• DATA PROVIDED:
>> begin
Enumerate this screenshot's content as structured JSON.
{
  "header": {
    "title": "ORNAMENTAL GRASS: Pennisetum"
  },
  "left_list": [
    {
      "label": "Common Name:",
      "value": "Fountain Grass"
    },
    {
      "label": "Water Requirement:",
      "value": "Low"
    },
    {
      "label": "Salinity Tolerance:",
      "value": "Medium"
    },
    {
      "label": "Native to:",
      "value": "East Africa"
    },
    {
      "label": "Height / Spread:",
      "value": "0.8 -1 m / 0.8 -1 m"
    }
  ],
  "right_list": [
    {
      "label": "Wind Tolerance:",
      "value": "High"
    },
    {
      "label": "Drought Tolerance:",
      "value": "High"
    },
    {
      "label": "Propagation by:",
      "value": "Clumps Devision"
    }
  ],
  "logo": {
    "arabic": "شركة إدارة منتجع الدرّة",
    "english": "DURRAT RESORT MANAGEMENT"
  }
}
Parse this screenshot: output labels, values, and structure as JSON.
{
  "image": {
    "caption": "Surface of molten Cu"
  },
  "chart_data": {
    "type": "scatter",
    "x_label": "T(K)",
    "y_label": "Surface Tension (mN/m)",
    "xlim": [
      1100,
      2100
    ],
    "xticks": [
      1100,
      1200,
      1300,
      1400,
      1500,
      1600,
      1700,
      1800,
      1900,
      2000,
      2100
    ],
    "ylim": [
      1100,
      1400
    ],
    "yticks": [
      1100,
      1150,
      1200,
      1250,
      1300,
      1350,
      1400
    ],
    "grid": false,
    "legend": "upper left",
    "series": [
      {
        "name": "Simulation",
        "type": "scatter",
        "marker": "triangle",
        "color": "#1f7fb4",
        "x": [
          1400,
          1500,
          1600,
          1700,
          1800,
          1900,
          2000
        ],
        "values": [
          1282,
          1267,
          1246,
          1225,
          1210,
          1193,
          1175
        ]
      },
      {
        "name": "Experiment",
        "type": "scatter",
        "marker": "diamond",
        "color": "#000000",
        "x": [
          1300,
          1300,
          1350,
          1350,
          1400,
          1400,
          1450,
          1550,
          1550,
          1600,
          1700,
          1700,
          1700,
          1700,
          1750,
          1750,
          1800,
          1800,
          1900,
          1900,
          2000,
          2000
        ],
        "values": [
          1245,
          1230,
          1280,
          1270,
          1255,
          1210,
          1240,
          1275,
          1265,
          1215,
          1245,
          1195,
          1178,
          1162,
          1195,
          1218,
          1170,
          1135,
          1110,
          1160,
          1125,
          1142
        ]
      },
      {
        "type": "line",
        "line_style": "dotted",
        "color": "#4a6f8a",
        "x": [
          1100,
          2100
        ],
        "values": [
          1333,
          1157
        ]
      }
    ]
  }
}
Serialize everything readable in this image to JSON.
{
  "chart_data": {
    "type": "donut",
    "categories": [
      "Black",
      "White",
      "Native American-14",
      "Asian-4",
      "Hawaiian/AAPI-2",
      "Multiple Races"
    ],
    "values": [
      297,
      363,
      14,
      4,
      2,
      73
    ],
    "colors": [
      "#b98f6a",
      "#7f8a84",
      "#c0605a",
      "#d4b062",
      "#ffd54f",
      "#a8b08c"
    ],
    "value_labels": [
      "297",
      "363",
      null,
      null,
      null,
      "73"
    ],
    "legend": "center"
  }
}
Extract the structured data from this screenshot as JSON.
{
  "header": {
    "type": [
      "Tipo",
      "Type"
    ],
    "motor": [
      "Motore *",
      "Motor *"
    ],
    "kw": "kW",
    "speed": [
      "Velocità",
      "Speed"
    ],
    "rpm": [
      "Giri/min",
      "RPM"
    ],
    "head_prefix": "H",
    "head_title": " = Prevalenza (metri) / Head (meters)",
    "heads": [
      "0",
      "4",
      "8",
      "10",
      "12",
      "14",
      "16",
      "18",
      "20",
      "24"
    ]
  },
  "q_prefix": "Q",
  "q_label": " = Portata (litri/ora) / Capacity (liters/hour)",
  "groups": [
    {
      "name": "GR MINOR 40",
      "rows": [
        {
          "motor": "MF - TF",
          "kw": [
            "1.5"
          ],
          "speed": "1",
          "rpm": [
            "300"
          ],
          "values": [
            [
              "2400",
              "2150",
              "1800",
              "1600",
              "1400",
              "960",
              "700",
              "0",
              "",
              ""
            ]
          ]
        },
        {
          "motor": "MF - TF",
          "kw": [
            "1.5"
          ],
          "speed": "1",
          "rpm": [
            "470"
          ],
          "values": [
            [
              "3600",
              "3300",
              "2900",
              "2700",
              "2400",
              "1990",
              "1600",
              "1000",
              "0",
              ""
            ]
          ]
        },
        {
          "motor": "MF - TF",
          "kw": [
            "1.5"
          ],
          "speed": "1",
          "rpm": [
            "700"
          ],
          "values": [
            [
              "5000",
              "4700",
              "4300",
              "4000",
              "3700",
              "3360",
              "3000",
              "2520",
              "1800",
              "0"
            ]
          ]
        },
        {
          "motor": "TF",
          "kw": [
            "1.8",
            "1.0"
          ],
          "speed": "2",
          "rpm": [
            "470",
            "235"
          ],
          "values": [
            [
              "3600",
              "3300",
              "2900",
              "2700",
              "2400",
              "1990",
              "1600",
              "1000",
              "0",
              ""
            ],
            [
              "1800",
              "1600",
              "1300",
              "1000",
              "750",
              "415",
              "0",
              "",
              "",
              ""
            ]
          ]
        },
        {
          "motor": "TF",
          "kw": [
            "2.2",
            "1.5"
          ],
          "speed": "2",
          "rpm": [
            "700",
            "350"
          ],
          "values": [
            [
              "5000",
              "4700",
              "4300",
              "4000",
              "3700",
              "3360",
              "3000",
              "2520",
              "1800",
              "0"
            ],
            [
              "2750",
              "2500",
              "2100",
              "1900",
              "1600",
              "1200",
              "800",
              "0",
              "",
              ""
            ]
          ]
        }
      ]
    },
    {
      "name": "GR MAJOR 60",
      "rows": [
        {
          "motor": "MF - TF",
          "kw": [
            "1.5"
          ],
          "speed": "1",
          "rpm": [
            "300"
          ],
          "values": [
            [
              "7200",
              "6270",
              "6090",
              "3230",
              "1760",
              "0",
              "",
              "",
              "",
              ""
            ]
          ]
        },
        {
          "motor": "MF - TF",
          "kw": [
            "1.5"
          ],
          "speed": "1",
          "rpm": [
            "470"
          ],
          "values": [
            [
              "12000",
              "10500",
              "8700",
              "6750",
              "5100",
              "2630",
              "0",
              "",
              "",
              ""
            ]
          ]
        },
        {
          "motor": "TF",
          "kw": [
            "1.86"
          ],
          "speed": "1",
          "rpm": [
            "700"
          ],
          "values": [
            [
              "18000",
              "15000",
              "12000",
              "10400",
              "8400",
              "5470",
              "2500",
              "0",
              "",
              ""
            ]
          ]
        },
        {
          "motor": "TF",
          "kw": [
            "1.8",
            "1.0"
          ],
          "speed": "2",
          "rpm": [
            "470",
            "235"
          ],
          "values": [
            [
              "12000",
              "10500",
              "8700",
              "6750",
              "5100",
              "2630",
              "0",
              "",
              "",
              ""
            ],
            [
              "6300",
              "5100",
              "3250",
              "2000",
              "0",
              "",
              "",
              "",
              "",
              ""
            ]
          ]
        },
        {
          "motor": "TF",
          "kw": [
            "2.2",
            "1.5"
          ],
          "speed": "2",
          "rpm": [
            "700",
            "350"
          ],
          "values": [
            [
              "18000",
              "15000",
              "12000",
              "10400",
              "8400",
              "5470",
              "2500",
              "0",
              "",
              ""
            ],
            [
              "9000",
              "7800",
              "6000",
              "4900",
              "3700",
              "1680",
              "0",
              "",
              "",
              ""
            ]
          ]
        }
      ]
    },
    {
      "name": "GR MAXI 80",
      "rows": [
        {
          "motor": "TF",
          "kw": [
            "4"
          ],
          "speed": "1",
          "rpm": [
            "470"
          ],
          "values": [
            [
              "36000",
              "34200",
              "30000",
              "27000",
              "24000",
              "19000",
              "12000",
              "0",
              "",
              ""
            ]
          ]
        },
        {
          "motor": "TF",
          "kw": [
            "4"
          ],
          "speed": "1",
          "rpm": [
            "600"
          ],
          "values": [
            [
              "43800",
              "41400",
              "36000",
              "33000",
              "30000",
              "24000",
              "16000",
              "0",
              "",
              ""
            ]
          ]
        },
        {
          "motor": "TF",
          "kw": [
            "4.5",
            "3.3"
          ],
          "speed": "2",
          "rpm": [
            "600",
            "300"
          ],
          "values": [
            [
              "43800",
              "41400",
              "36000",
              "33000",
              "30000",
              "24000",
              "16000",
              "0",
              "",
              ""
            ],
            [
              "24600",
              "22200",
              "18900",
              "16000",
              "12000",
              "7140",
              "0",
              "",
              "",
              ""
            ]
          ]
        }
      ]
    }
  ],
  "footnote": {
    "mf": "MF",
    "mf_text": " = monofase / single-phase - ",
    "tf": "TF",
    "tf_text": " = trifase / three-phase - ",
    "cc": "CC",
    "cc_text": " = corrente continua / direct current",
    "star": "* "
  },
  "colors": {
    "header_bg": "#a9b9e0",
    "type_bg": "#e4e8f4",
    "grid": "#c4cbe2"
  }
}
>> end
In the entries above, find every line holding the word "image" and copy it out.

  "image": {
Serialize everything readable in this image to JSON.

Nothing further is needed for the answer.